(Short problem)
Word for word, copy all the data and drop the pictures.

──────── Records for this task

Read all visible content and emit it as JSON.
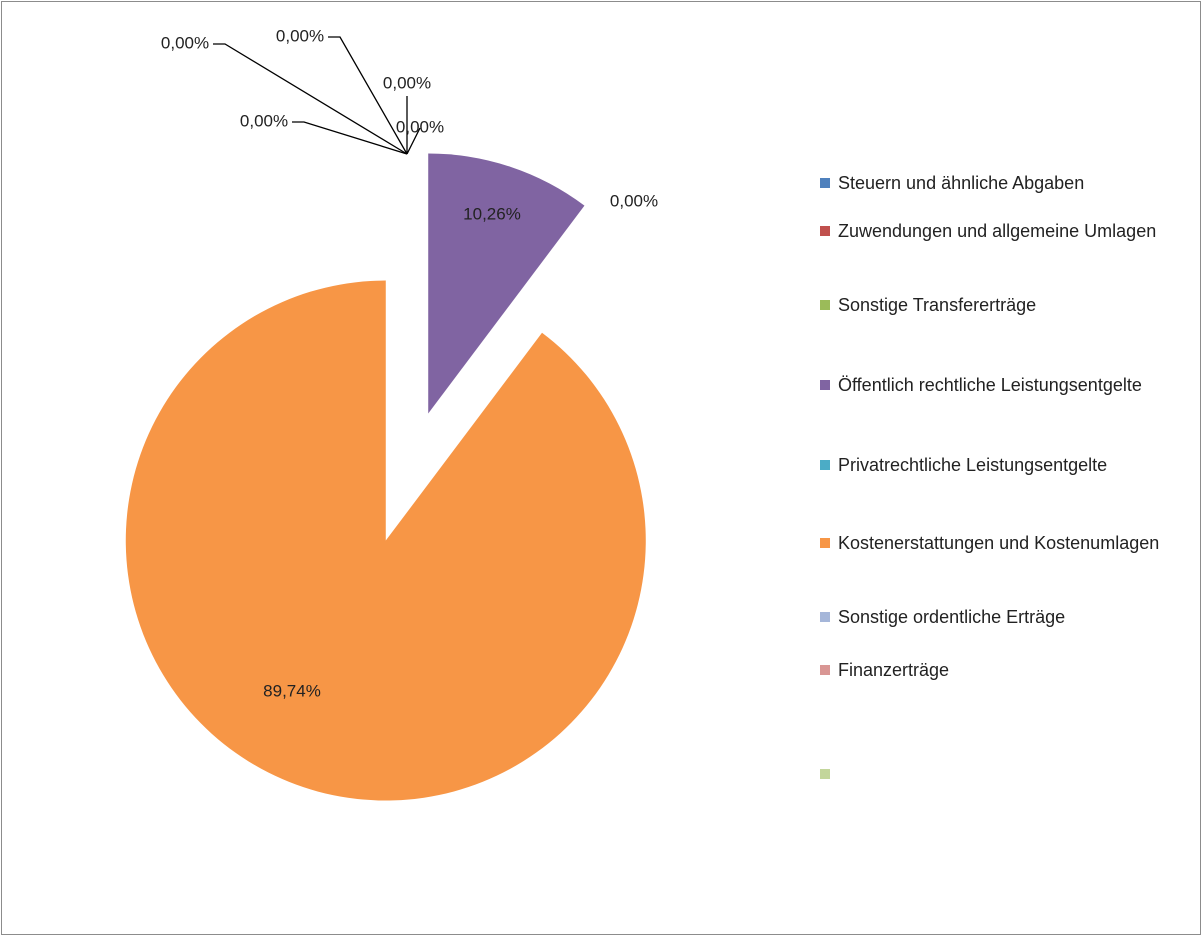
{
  "chart_data": {
    "type": "pie",
    "categories": [
      "Steuern und ähnliche Abgaben",
      "Zuwendungen und allgemeine Umlagen",
      "Sonstige Transfererträge",
      "Öffentlich rechtliche Leistungsentgelte",
      "Privatrechtliche Leistungsentgelte",
      "Kostenerstattungen und Kostenumlagen",
      "Sonstige ordentliche Erträge",
      "Finanzerträge",
      null
    ],
    "values": [
      0,
      0,
      0,
      10.26,
      0,
      89.74,
      0,
      0,
      0
    ],
    "value_labels": [
      "0,00%",
      "0,00%",
      "0,00%",
      "10,26%",
      "0,00%",
      "89,74%",
      "0,00%",
      "0,00%",
      null
    ],
    "colors": [
      "#4f81bd",
      "#c0504d",
      "#9bbb59",
      "#8064a2",
      "#4bacc6",
      "#f79646",
      "#a5b6d9",
      "#d99694",
      "#c3d69b"
    ],
    "legend": "right"
  }
}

────────────────

(Exercise response)
Read all visible content and emit it as JSON.
{
  "chart_data": {
    "type": "pie",
    "categories": [
      "Steuern und ähnliche Abgaben",
      "Zuwendungen und allgemeine Umlagen",
      "Sonstige Transfererträge",
      "Öffentlich rechtliche Leistungsentgelte",
      "Privatrechtliche Leistungsentgelte",
      "Kostenerstattungen und Kostenumlagen",
      "Sonstige ordentliche Erträge",
      "Finanzerträge",
      null
    ],
    "values": [
      0,
      0,
      0,
      10.26,
      0,
      89.74,
      0,
      0,
      0
    ],
    "value_labels": [
      "0,00%",
      "0,00%",
      "0,00%",
      "10,26%",
      "0,00%",
      "89,74%",
      "0,00%",
      "0,00%",
      null
    ],
    "colors": [
      "#4f81bd",
      "#c0504d",
      "#9bbb59",
      "#8064a2",
      "#4bacc6",
      "#f79646",
      "#a5b6d9",
      "#d99694",
      "#c3d69b"
    ],
    "legend": "right"
  }
}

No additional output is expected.